Select and reproduce each line of the listing below that bears the string "Beer".

>>>>

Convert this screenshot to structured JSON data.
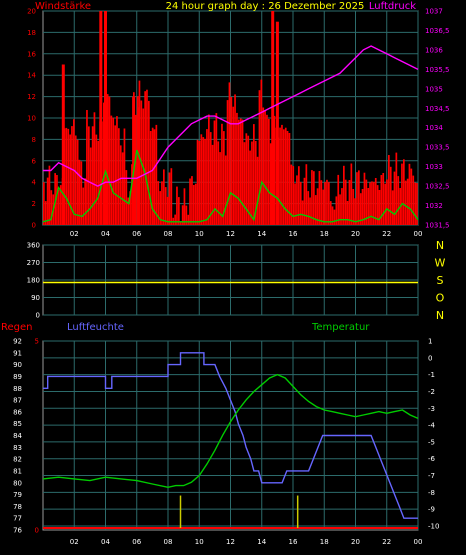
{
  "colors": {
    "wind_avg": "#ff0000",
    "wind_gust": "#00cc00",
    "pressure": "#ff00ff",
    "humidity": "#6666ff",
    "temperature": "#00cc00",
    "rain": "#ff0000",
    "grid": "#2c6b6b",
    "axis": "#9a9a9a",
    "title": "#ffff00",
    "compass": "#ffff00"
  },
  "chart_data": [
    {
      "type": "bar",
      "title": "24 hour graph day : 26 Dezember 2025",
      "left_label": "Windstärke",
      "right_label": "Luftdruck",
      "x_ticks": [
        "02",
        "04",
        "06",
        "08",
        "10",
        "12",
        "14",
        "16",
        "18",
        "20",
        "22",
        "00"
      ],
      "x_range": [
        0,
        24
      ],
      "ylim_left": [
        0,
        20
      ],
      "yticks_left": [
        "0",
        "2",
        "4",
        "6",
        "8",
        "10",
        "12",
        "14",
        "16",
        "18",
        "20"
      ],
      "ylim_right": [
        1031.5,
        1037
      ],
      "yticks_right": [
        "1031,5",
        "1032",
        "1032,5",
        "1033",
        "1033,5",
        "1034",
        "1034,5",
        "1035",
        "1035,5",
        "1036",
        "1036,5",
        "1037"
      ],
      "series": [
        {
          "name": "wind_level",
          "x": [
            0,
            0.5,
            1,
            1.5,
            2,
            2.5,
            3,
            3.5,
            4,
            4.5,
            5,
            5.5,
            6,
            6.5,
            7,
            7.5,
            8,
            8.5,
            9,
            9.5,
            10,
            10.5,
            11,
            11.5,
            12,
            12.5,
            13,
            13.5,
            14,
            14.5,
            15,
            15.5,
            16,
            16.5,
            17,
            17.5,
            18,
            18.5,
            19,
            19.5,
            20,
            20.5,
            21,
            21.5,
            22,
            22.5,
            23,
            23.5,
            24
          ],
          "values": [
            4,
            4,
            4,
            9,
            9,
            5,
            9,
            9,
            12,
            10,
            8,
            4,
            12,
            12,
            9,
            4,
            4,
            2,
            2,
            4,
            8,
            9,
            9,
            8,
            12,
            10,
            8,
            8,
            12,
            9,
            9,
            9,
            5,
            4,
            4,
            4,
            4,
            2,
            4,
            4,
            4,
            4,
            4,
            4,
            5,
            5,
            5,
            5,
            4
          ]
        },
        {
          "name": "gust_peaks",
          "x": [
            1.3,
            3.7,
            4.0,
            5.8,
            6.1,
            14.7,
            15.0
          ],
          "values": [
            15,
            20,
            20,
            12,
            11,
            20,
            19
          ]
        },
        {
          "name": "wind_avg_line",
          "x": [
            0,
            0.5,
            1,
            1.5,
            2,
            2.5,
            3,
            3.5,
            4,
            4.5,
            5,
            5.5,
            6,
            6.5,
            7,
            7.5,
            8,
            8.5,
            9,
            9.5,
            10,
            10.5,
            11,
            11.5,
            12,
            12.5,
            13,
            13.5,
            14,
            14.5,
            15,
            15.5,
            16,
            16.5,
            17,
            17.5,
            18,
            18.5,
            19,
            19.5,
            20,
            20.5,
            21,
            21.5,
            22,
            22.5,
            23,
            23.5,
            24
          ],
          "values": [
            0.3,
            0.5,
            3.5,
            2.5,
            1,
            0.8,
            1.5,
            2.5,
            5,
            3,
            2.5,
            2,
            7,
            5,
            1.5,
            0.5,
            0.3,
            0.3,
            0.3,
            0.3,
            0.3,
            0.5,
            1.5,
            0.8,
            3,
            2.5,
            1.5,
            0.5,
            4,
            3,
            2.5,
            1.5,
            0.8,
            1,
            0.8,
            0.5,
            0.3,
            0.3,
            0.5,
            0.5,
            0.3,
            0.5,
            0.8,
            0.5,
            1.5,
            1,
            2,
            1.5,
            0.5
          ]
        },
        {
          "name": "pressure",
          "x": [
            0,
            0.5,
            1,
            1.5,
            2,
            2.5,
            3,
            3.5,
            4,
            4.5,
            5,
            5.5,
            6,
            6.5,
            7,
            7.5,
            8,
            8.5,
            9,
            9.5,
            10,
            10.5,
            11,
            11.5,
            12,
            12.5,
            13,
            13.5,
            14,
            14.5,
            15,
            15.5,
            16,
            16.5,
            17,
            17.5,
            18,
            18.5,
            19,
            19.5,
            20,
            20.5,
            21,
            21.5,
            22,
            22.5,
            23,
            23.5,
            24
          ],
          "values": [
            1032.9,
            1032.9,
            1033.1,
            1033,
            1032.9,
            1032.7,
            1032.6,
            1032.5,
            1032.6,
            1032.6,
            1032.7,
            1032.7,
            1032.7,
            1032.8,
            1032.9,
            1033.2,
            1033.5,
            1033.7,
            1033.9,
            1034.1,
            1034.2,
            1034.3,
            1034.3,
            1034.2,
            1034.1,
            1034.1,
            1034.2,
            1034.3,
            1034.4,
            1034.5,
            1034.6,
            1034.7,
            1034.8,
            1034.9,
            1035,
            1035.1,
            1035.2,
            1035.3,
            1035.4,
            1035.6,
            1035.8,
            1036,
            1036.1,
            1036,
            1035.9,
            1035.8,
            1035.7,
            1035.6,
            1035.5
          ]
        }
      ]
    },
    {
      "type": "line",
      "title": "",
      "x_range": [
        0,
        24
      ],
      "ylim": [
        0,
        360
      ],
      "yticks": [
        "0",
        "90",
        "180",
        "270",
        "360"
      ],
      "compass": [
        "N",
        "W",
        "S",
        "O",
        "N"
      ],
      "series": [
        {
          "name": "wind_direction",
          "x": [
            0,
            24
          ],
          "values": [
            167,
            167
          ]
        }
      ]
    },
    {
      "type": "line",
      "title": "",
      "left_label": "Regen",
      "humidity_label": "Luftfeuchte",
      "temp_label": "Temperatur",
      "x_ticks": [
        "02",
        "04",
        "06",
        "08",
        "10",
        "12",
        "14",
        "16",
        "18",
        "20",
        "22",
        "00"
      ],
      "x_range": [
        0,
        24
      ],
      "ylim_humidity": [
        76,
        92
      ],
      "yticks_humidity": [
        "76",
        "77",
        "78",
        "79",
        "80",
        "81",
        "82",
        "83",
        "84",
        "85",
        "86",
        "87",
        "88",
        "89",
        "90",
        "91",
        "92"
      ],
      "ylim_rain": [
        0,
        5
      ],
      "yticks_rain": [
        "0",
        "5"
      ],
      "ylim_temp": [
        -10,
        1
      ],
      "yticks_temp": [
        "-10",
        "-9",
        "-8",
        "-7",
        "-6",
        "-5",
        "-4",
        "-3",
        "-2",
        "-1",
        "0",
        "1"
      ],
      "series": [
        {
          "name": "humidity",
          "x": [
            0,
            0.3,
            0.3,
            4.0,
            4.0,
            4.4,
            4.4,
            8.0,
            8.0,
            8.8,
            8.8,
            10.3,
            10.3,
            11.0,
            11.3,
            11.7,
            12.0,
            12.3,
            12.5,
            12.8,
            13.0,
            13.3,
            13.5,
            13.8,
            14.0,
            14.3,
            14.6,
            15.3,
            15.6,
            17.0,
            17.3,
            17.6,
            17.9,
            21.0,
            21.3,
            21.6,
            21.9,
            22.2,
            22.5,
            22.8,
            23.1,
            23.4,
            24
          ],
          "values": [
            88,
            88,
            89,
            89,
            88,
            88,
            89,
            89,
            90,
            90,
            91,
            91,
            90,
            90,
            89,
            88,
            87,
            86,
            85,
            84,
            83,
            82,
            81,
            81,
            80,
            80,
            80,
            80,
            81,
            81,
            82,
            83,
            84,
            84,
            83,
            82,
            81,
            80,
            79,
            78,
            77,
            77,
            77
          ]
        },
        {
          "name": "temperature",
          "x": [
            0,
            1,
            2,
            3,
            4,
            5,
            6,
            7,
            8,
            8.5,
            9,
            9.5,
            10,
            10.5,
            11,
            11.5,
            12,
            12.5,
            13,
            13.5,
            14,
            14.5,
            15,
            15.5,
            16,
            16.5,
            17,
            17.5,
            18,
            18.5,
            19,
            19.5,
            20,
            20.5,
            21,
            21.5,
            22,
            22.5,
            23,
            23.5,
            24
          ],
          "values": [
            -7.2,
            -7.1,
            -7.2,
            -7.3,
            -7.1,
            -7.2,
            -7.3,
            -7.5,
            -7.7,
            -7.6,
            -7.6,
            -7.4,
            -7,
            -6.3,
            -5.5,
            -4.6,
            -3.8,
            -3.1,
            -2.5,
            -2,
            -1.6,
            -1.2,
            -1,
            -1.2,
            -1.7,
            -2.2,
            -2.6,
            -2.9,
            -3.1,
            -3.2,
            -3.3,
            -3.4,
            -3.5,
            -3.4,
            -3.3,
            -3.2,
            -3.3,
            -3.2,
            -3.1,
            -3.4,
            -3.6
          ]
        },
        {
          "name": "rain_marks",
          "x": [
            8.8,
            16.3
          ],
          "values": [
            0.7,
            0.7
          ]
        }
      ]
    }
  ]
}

<<<<
>>>>

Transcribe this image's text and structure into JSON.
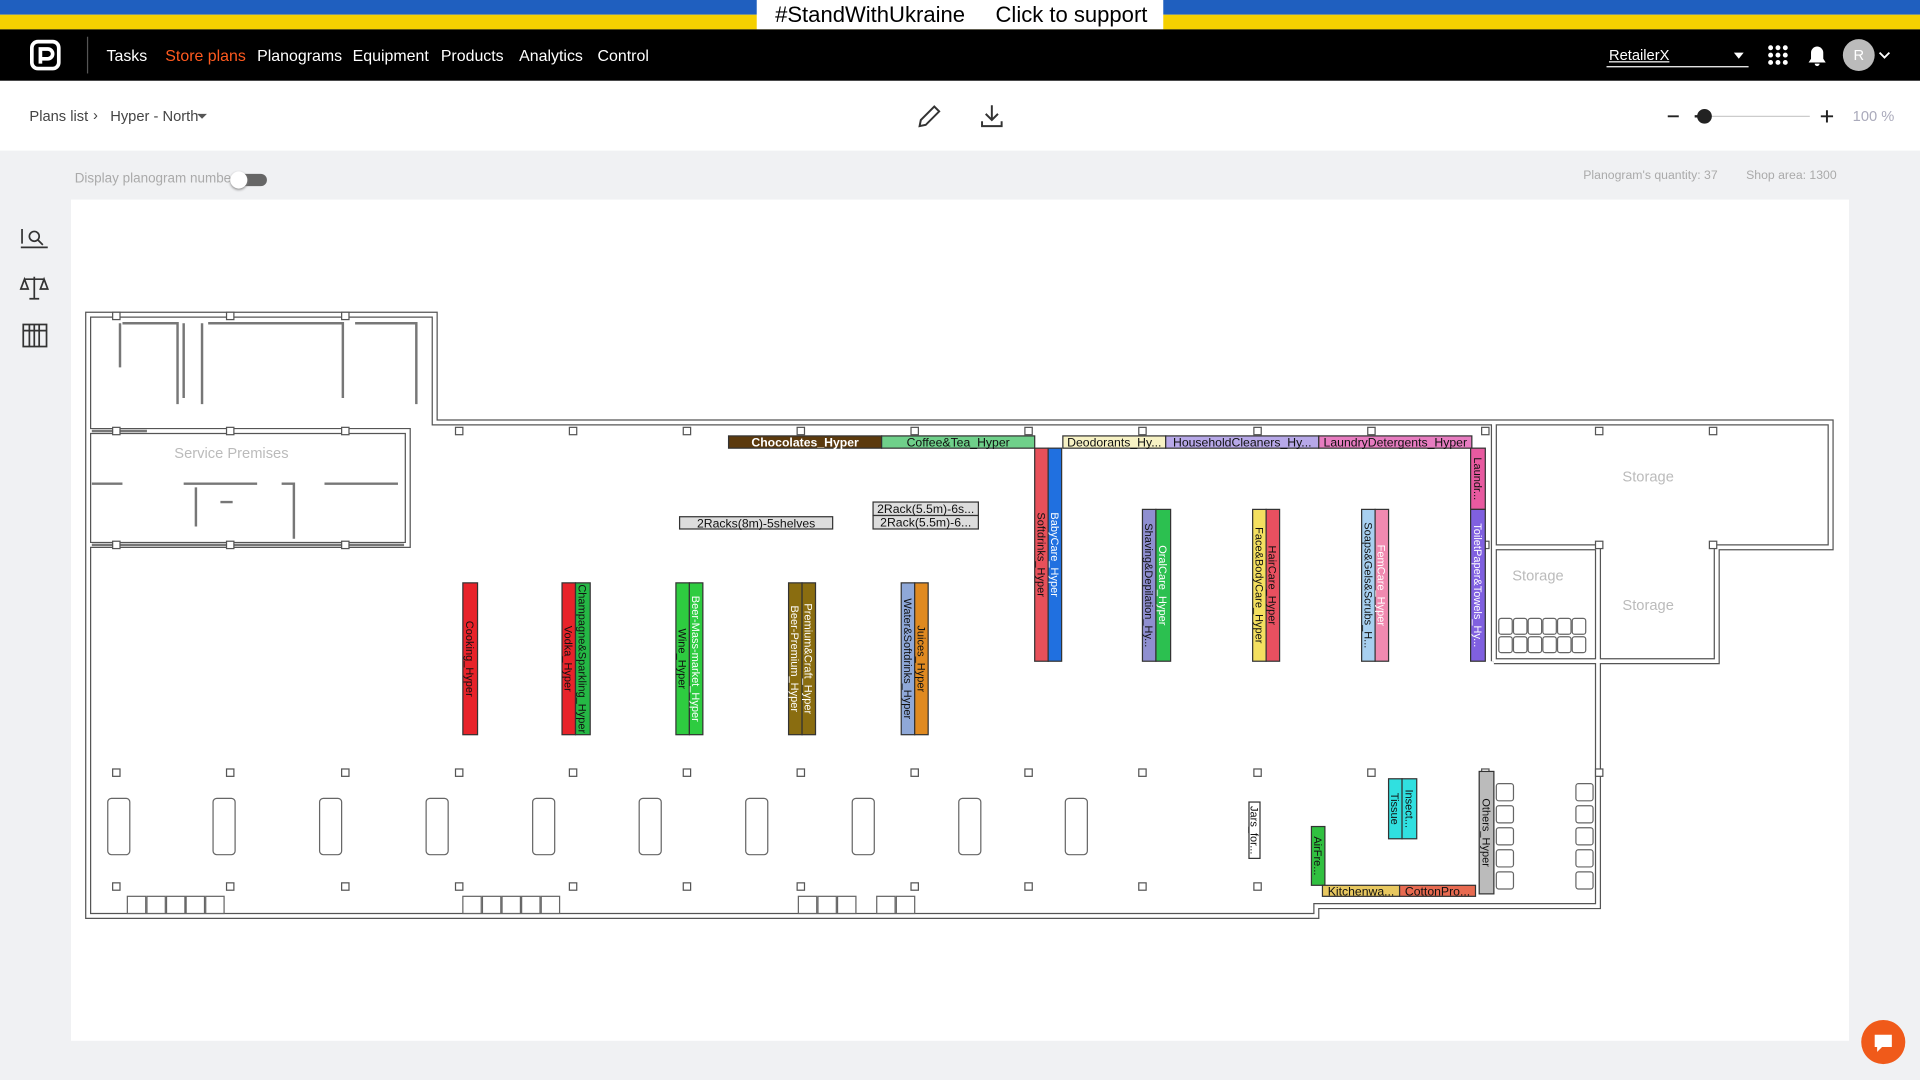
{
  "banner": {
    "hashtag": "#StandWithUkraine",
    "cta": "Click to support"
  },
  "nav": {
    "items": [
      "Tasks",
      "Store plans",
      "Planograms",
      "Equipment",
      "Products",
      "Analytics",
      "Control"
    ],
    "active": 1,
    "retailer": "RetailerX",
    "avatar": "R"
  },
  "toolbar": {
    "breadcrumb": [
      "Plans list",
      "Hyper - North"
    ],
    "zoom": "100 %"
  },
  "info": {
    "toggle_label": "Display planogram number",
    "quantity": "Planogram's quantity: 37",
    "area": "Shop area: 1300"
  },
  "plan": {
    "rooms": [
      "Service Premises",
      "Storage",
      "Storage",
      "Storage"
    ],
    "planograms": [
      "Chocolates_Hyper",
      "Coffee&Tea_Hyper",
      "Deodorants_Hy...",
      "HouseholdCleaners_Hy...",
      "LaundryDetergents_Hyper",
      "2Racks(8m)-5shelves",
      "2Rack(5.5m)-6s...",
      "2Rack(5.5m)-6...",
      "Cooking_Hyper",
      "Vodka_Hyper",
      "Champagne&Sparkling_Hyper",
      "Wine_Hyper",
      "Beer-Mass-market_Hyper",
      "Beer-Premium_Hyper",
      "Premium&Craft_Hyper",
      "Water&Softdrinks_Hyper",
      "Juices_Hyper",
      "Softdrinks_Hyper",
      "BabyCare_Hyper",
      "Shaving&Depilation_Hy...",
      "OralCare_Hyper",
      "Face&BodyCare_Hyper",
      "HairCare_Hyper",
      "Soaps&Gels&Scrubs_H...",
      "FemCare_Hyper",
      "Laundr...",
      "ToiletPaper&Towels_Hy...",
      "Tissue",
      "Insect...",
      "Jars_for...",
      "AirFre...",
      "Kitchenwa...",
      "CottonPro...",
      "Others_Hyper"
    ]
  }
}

<<<<

--- Task answer ---
      "Beer-Mass-market_Hyper",
      "Beer-Premium_Hyper",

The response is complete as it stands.